DO THIS:
Reproduce every one of the following rows verbatim, with no changes.

-- Start MATERIAL FOR THIS EXERCISE --

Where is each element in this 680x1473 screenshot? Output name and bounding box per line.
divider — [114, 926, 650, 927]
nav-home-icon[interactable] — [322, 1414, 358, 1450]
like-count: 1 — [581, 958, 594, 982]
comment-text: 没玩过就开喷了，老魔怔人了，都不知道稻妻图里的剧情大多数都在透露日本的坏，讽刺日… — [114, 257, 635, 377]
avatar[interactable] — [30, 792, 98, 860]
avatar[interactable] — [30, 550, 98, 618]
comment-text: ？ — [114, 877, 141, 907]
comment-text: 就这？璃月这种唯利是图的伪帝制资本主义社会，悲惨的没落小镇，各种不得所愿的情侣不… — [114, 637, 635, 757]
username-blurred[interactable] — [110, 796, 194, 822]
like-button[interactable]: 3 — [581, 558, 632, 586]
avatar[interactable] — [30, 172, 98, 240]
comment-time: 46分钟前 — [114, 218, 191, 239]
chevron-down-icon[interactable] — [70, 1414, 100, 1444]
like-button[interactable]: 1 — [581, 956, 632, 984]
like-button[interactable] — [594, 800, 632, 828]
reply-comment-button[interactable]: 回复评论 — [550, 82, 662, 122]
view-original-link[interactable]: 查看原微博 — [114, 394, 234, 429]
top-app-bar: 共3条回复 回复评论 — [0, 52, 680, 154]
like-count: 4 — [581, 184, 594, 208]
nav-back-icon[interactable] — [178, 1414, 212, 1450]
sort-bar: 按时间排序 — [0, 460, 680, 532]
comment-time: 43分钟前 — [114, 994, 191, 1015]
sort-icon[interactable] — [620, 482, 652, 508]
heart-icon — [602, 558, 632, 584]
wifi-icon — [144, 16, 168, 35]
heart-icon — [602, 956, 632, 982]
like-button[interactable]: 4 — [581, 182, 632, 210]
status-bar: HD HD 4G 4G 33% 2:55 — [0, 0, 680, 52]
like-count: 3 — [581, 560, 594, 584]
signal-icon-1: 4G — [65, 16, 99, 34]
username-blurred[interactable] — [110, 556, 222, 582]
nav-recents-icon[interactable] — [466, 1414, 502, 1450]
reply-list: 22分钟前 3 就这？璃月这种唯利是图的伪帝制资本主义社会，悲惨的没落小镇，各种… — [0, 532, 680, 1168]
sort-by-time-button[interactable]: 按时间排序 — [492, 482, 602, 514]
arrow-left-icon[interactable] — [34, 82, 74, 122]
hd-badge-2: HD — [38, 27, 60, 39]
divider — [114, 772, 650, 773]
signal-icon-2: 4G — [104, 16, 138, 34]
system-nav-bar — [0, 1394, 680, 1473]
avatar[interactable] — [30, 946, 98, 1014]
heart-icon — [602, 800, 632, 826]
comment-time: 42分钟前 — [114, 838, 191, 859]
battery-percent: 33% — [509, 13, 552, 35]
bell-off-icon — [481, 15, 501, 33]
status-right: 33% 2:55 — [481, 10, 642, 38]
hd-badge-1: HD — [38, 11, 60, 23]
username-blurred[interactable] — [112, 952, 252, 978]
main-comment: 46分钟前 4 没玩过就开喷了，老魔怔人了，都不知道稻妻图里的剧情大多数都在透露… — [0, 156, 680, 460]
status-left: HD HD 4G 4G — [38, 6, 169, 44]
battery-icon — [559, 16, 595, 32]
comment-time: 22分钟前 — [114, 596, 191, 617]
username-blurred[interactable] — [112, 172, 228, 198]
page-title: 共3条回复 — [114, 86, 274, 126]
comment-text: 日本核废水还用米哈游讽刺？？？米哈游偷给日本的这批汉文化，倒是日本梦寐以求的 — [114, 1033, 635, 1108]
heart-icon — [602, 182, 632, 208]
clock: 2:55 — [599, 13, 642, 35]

-- End MATERIAL FOR THIS EXERCISE --

PROBLEM SOLUTION:
Where is each element in this 680x1473 screenshot? Output name and bounding box per line.
divider — [114, 926, 650, 927]
nav-home-icon[interactable] — [322, 1414, 358, 1450]
like-count: 1 — [581, 958, 594, 982]
comment-text: 没玩过就开喷了，老魔怔人了，都不知道稻妻图里的剧情大多数都在透露日本的坏，讽刺日… — [114, 257, 635, 377]
avatar[interactable] — [30, 792, 98, 860]
avatar[interactable] — [30, 550, 98, 618]
comment-text: ？ — [114, 877, 141, 907]
comment-text: 就这？璃月这种唯利是图的伪帝制资本主义社会，悲惨的没落小镇，各种不得所愿的情侣不… — [114, 637, 635, 757]
username-blurred[interactable] — [110, 796, 194, 822]
like-button[interactable]: 3 — [581, 558, 632, 586]
avatar[interactable] — [30, 172, 98, 240]
comment-time: 46分钟前 — [114, 218, 191, 239]
chevron-down-icon[interactable] — [70, 1414, 100, 1444]
like-button[interactable]: 1 — [581, 956, 632, 984]
like-button[interactable] — [594, 800, 632, 828]
reply-comment-button[interactable]: 回复评论 — [550, 82, 662, 122]
view-original-link[interactable]: 查看原微博 — [114, 394, 234, 429]
top-app-bar: 共3条回复 回复评论 — [0, 52, 680, 154]
like-count: 4 — [581, 184, 594, 208]
nav-back-icon[interactable] — [178, 1414, 212, 1450]
sort-bar: 按时间排序 — [0, 460, 680, 532]
comment-time: 43分钟前 — [114, 994, 191, 1015]
sort-icon[interactable] — [620, 482, 652, 508]
heart-icon — [602, 558, 632, 584]
wifi-icon — [144, 16, 168, 35]
heart-icon — [602, 956, 632, 982]
like-button[interactable]: 4 — [581, 182, 632, 210]
status-bar: HD HD 4G 4G 33% 2:55 — [0, 0, 680, 52]
like-count: 3 — [581, 560, 594, 584]
signal-icon-1: 4G — [65, 16, 99, 34]
username-blurred[interactable] — [110, 556, 222, 582]
nav-recents-icon[interactable] — [466, 1414, 502, 1450]
reply-list: 22分钟前 3 就这？璃月这种唯利是图的伪帝制资本主义社会，悲惨的没落小镇，各种… — [0, 532, 680, 1168]
sort-by-time-button[interactable]: 按时间排序 — [492, 482, 602, 514]
arrow-left-icon[interactable] — [34, 82, 74, 122]
hd-badge-2: HD — [38, 27, 60, 39]
divider — [114, 772, 650, 773]
signal-icon-2: 4G — [104, 16, 138, 34]
system-nav-bar — [0, 1394, 680, 1473]
avatar[interactable] — [30, 946, 98, 1014]
heart-icon — [602, 800, 632, 826]
comment-time: 42分钟前 — [114, 838, 191, 859]
battery-percent: 33% — [509, 13, 552, 35]
bell-off-icon — [481, 15, 501, 33]
status-right: 33% 2:55 — [481, 10, 642, 38]
hd-badge-1: HD — [38, 11, 60, 23]
username-blurred[interactable] — [112, 952, 252, 978]
main-comment: 46分钟前 4 没玩过就开喷了，老魔怔人了，都不知道稻妻图里的剧情大多数都在透露… — [0, 156, 680, 460]
status-left: HD HD 4G 4G — [38, 6, 169, 44]
battery-icon — [559, 16, 595, 32]
comment-time: 22分钟前 — [114, 596, 191, 617]
username-blurred[interactable] — [112, 172, 228, 198]
page-title: 共3条回复 — [114, 86, 274, 126]
comment-text: 日本核废水还用米哈游讽刺？？？米哈游偷给日本的这批汉文化，倒是日本梦寐以求的 — [114, 1033, 635, 1108]
heart-icon — [602, 182, 632, 208]
clock: 2:55 — [599, 13, 642, 35]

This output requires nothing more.